── Stored data

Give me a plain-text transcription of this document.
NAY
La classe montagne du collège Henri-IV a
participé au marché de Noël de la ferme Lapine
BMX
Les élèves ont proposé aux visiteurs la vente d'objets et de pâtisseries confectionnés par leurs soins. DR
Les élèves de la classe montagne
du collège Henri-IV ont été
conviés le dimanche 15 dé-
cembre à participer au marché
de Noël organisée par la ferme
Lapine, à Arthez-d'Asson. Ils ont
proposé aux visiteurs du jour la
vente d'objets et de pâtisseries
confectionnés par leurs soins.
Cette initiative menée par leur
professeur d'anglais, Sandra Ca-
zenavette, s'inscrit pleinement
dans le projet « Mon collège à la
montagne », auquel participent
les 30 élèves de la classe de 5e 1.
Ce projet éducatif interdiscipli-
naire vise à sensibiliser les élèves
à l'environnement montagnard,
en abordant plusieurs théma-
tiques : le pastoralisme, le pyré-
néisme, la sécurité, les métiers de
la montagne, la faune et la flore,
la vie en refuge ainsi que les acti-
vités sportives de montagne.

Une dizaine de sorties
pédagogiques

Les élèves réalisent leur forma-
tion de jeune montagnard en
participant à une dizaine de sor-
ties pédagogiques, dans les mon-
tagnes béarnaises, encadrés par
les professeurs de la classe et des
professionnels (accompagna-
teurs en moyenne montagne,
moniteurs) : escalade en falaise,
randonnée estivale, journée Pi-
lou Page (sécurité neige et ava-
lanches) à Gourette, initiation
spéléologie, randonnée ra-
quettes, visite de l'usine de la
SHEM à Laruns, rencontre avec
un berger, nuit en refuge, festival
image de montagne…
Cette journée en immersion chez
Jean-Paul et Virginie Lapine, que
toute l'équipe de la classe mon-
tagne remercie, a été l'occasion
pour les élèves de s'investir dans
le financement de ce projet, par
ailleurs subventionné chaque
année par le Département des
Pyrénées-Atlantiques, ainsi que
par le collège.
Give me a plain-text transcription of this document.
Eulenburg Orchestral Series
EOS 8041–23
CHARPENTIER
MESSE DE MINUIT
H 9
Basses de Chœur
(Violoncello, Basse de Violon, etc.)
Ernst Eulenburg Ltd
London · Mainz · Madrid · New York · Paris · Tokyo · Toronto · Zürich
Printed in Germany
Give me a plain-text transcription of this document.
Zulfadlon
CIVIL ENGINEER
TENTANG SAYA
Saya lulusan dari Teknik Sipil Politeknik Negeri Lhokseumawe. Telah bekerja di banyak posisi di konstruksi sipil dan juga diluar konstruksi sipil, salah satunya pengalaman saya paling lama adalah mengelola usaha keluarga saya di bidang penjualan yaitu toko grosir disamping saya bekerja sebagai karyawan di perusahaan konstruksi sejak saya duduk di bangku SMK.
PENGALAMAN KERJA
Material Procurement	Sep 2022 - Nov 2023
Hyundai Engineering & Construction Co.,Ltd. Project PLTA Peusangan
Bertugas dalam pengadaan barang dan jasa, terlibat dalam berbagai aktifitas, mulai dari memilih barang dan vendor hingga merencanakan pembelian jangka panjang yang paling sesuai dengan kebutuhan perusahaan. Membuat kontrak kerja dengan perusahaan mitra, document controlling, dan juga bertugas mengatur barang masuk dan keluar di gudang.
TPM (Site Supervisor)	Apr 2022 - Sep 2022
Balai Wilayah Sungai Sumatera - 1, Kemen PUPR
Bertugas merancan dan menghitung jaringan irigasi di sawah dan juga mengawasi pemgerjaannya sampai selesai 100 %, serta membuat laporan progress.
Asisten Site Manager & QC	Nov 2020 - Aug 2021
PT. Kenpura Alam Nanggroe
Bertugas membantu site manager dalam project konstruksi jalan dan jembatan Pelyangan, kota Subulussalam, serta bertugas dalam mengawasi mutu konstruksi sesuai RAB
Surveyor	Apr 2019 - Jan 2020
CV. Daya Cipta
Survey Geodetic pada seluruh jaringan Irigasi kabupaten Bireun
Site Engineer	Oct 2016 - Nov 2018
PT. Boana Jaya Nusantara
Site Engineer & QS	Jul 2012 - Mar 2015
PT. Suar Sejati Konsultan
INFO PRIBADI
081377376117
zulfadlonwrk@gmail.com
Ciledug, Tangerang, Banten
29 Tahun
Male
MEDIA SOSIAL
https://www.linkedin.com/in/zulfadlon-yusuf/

────

> Problem details
Collect each line of the entries that has the word "marché", copying it in full.

> Result for this exercise
participé au marché de Noël de la ferme Lapine
cembre à participer au marché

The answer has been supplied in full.